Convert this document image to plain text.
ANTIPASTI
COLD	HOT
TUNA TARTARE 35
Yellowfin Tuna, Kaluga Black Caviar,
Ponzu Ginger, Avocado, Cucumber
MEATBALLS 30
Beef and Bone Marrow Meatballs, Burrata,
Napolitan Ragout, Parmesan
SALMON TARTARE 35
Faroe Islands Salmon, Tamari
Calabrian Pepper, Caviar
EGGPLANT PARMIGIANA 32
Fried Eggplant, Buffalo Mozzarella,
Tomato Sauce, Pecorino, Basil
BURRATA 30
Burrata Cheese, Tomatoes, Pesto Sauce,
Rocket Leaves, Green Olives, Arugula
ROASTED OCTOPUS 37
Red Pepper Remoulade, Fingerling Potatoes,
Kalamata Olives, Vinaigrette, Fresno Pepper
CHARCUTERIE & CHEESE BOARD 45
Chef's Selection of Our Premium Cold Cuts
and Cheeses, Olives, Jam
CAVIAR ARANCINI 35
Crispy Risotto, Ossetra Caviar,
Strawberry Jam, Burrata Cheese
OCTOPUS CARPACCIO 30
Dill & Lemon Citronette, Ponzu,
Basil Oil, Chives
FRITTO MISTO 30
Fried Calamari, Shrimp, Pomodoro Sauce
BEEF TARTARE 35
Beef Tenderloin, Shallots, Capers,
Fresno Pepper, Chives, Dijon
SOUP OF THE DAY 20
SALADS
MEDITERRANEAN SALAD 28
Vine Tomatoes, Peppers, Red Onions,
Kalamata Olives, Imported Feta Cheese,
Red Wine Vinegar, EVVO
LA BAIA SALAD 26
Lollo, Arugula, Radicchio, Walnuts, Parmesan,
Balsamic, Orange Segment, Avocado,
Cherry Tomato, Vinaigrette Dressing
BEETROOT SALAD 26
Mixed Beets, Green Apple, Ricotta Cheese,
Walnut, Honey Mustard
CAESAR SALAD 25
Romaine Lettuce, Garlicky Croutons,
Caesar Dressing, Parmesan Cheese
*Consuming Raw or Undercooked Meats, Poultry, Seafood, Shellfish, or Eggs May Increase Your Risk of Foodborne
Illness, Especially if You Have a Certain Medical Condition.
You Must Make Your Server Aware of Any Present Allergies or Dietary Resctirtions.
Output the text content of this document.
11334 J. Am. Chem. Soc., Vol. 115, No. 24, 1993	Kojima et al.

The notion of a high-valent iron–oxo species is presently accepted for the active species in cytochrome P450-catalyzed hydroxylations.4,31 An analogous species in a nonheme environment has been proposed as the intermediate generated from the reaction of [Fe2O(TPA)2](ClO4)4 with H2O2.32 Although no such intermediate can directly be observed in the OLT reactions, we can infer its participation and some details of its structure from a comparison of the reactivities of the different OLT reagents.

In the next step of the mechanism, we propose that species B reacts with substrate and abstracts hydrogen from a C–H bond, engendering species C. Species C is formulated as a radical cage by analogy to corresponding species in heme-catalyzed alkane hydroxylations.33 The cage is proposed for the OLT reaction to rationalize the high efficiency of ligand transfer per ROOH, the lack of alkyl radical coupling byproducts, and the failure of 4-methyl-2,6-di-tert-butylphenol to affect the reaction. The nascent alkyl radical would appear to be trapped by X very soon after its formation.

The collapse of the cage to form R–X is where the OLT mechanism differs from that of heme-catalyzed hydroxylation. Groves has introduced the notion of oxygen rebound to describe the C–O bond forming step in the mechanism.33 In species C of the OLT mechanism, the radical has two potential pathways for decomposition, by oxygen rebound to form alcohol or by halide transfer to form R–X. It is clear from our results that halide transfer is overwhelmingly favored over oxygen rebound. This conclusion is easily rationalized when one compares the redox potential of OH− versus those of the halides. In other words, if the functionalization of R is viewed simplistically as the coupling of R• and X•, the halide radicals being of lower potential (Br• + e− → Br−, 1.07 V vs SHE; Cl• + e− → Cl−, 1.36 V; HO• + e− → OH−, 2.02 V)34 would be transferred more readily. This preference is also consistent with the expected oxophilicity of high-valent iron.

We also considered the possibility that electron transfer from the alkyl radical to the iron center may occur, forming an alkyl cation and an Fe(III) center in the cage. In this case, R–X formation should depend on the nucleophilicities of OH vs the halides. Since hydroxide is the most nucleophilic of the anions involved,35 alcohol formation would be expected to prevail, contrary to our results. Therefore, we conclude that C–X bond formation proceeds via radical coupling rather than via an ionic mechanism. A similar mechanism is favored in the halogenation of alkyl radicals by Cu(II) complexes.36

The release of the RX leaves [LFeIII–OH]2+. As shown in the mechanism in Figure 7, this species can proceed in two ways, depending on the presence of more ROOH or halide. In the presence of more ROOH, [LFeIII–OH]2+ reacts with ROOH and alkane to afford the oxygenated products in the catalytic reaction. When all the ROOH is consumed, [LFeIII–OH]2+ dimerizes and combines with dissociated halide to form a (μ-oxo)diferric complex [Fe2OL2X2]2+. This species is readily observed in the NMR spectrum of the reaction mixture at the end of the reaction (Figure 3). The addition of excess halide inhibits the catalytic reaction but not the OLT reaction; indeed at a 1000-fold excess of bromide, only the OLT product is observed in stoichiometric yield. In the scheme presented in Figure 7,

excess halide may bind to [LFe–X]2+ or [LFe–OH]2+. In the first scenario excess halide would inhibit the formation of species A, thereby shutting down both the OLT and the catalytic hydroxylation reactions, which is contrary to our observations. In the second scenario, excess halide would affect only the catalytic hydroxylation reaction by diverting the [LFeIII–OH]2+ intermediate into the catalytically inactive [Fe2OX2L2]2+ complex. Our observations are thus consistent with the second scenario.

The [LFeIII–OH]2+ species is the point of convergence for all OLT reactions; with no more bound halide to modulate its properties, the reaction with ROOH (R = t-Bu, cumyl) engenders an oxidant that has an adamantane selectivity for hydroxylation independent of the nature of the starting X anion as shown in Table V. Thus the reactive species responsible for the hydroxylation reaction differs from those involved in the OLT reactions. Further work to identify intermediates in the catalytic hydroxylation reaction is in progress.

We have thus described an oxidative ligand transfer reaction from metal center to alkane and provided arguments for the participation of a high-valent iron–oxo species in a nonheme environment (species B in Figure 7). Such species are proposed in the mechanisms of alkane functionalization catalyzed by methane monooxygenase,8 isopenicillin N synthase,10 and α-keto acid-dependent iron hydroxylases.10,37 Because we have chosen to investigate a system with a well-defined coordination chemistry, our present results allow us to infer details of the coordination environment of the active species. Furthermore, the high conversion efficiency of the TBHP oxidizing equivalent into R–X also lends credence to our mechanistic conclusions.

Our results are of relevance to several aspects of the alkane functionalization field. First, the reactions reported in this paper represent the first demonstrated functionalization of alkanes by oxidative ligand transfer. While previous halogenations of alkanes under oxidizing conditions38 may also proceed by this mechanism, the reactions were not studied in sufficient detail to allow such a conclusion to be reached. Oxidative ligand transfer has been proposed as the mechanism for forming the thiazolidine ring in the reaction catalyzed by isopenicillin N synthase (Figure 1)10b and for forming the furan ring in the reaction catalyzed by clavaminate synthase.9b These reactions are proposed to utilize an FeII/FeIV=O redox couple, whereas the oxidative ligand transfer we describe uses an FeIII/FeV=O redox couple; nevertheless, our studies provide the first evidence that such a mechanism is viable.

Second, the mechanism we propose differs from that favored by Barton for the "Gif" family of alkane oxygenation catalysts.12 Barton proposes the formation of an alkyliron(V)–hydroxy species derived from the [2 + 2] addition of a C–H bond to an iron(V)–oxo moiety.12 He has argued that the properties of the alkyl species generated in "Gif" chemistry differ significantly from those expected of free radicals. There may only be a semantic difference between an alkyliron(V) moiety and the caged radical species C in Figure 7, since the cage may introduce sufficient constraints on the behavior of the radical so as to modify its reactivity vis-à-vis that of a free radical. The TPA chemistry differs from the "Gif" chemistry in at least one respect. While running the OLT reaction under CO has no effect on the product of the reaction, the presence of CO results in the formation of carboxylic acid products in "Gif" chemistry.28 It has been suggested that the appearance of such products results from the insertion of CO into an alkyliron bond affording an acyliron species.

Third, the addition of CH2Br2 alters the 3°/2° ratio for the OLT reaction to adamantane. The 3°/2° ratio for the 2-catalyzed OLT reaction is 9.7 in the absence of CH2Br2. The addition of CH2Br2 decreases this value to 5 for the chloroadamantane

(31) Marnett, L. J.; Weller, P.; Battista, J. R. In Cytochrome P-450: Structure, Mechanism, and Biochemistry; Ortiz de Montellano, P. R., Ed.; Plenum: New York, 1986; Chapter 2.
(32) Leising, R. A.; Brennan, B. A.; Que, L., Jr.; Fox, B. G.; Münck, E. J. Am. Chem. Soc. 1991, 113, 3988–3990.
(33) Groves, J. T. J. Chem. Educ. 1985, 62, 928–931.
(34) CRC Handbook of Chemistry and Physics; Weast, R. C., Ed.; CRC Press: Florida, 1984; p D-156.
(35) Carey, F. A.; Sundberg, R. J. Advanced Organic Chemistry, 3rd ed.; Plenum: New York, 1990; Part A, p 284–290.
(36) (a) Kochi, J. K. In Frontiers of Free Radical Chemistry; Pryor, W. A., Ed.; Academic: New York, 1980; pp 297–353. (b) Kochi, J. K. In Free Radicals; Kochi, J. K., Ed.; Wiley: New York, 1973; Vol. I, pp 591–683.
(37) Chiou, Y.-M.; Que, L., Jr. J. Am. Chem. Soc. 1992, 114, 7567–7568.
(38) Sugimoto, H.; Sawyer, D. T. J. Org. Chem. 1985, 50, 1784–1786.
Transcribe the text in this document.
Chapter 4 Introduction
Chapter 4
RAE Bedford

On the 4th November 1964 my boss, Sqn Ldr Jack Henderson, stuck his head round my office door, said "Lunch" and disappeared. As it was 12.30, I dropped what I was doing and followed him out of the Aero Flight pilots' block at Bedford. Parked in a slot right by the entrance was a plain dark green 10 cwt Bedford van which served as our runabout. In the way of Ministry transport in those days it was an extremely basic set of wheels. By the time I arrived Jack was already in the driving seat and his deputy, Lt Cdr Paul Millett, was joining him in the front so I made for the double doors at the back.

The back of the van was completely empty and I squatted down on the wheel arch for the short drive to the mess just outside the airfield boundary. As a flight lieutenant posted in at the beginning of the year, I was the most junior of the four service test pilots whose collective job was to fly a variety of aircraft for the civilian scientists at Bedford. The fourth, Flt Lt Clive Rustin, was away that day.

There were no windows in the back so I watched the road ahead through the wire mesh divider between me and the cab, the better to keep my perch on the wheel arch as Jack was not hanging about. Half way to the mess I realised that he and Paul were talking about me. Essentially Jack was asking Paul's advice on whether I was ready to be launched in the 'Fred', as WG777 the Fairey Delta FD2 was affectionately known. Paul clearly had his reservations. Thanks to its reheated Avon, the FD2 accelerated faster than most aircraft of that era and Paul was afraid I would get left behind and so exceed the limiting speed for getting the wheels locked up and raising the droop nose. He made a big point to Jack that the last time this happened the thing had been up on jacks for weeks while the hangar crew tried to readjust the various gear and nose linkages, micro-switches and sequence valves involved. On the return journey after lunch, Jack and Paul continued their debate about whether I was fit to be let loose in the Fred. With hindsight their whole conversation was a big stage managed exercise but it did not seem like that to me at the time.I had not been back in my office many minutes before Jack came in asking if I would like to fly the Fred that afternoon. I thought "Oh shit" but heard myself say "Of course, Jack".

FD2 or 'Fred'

> [Work required]:
Using the data above, say how many lines include "document". No other reply is needed.

> [Task answer]:
3